Stored data entries
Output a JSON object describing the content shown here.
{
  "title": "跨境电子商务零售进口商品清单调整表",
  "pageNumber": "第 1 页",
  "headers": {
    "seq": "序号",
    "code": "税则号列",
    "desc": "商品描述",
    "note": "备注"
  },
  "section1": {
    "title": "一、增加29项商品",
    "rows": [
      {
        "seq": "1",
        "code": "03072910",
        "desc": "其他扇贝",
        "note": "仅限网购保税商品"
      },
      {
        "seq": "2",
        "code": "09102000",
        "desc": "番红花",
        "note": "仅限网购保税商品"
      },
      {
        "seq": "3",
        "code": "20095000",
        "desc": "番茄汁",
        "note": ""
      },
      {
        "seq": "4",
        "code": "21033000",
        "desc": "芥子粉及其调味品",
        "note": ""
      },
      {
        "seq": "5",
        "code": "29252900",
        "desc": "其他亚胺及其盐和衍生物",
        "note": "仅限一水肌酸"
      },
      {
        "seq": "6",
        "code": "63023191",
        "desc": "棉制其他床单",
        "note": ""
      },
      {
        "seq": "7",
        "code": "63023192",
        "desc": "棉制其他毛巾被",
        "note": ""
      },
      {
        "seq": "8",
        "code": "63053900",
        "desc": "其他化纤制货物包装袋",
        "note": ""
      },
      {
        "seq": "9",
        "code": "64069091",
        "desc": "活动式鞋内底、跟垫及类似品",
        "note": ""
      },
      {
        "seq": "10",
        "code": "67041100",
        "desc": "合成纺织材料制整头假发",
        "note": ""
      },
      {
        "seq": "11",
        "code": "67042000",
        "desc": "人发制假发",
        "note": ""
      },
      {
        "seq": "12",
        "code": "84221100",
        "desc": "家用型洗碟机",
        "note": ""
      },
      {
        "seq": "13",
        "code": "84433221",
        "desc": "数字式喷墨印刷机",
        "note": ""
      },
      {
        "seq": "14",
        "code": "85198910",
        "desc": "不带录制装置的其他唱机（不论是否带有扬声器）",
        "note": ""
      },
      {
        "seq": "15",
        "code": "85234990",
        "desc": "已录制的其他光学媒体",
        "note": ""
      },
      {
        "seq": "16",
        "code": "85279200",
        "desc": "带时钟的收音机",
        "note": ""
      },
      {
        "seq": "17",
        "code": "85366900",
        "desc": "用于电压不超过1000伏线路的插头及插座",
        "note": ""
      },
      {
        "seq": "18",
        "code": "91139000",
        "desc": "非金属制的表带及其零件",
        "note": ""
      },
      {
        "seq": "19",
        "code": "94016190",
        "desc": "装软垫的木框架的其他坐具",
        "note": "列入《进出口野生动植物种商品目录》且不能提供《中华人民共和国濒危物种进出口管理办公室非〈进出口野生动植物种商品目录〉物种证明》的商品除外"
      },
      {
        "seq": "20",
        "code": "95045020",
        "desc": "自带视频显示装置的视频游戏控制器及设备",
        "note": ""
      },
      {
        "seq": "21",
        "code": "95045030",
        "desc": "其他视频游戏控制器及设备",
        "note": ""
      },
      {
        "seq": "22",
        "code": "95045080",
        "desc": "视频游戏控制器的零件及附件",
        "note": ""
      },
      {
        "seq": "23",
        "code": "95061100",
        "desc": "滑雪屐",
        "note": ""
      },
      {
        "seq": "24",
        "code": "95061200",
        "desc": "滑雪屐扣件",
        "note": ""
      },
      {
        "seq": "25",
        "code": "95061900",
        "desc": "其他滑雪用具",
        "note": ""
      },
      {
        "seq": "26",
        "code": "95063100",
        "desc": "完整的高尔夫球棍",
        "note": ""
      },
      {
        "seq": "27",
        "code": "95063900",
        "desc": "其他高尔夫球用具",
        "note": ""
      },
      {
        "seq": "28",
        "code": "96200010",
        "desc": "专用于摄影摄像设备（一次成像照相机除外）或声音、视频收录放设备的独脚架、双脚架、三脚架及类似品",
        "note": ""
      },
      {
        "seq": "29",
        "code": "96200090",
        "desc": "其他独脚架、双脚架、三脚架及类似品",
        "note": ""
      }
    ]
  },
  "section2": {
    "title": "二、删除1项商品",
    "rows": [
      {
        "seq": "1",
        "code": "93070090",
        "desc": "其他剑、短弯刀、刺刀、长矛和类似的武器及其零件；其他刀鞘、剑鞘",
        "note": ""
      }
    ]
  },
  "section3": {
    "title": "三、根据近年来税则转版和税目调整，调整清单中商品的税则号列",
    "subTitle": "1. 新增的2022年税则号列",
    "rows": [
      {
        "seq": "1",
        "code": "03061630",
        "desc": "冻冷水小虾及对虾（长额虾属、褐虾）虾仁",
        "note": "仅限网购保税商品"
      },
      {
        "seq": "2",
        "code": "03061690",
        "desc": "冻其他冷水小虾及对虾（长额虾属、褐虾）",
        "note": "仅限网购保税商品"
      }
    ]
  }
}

PROBLEM TO SOLVE
From the records above, extract everything verbatim.

WORKED SOLUTION
Output a JSON object describing the content shown here.
{
  "title": "跨境电子商务零售进口商品清单调整表",
  "pageNumber": "第 1 页",
  "headers": {
    "seq": "序号",
    "code": "税则号列",
    "desc": "商品描述",
    "note": "备注"
  },
  "section1": {
    "title": "一、增加29项商品",
    "rows": [
      {
        "seq": "1",
        "code": "03072910",
        "desc": "其他扇贝",
        "note": "仅限网购保税商品"
      },
      {
        "seq": "2",
        "code": "09102000",
        "desc": "番红花",
        "note": "仅限网购保税商品"
      },
      {
        "seq": "3",
        "code": "20095000",
        "desc": "番茄汁",
        "note": ""
      },
      {
        "seq": "4",
        "code": "21033000",
        "desc": "芥子粉及其调味品",
        "note": ""
      },
      {
        "seq": "5",
        "code": "29252900",
        "desc": "其他亚胺及其盐和衍生物",
        "note": "仅限一水肌酸"
      },
      {
        "seq": "6",
        "code": "63023191",
        "desc": "棉制其他床单",
        "note": ""
      },
      {
        "seq": "7",
        "code": "63023192",
        "desc": "棉制其他毛巾被",
        "note": ""
      },
      {
        "seq": "8",
        "code": "63053900",
        "desc": "其他化纤制货物包装袋",
        "note": ""
      },
      {
        "seq": "9",
        "code": "64069091",
        "desc": "活动式鞋内底、跟垫及类似品",
        "note": ""
      },
      {
        "seq": "10",
        "code": "67041100",
        "desc": "合成纺织材料制整头假发",
        "note": ""
      },
      {
        "seq": "11",
        "code": "67042000",
        "desc": "人发制假发",
        "note": ""
      },
      {
        "seq": "12",
        "code": "84221100",
        "desc": "家用型洗碟机",
        "note": ""
      },
      {
        "seq": "13",
        "code": "84433221",
        "desc": "数字式喷墨印刷机",
        "note": ""
      },
      {
        "seq": "14",
        "code": "85198910",
        "desc": "不带录制装置的其他唱机（不论是否带有扬声器）",
        "note": ""
      },
      {
        "seq": "15",
        "code": "85234990",
        "desc": "已录制的其他光学媒体",
        "note": ""
      },
      {
        "seq": "16",
        "code": "85279200",
        "desc": "带时钟的收音机",
        "note": ""
      },
      {
        "seq": "17",
        "code": "85366900",
        "desc": "用于电压不超过1000伏线路的插头及插座",
        "note": ""
      },
      {
        "seq": "18",
        "code": "91139000",
        "desc": "非金属制的表带及其零件",
        "note": ""
      },
      {
        "seq": "19",
        "code": "94016190",
        "desc": "装软垫的木框架的其他坐具",
        "note": "列入《进出口野生动植物种商品目录》且不能提供《中华人民共和国濒危物种进出口管理办公室非〈进出口野生动植物种商品目录〉物种证明》的商品除外"
      },
      {
        "seq": "20",
        "code": "95045020",
        "desc": "自带视频显示装置的视频游戏控制器及设备",
        "note": ""
      },
      {
        "seq": "21",
        "code": "95045030",
        "desc": "其他视频游戏控制器及设备",
        "note": ""
      },
      {
        "seq": "22",
        "code": "95045080",
        "desc": "视频游戏控制器的零件及附件",
        "note": ""
      },
      {
        "seq": "23",
        "code": "95061100",
        "desc": "滑雪屐",
        "note": ""
      },
      {
        "seq": "24",
        "code": "95061200",
        "desc": "滑雪屐扣件",
        "note": ""
      },
      {
        "seq": "25",
        "code": "95061900",
        "desc": "其他滑雪用具",
        "note": ""
      },
      {
        "seq": "26",
        "code": "95063100",
        "desc": "完整的高尔夫球棍",
        "note": ""
      },
      {
        "seq": "27",
        "code": "95063900",
        "desc": "其他高尔夫球用具",
        "note": ""
      },
      {
        "seq": "28",
        "code": "96200010",
        "desc": "专用于摄影摄像设备（一次成像照相机除外）或声音、视频收录放设备的独脚架、双脚架、三脚架及类似品",
        "note": ""
      },
      {
        "seq": "29",
        "code": "96200090",
        "desc": "其他独脚架、双脚架、三脚架及类似品",
        "note": ""
      }
    ]
  },
  "section2": {
    "title": "二、删除1项商品",
    "rows": [
      {
        "seq": "1",
        "code": "93070090",
        "desc": "其他剑、短弯刀、刺刀、长矛和类似的武器及其零件；其他刀鞘、剑鞘",
        "note": ""
      }
    ]
  },
  "section3": {
    "title": "三、根据近年来税则转版和税目调整，调整清单中商品的税则号列",
    "subTitle": "1. 新增的2022年税则号列",
    "rows": [
      {
        "seq": "1",
        "code": "03061630",
        "desc": "冻冷水小虾及对虾（长额虾属、褐虾）虾仁",
        "note": "仅限网购保税商品"
      },
      {
        "seq": "2",
        "code": "03061690",
        "desc": "冻其他冷水小虾及对虾（长额虾属、褐虾）",
        "note": "仅限网购保税商品"
      }
    ]
  }
}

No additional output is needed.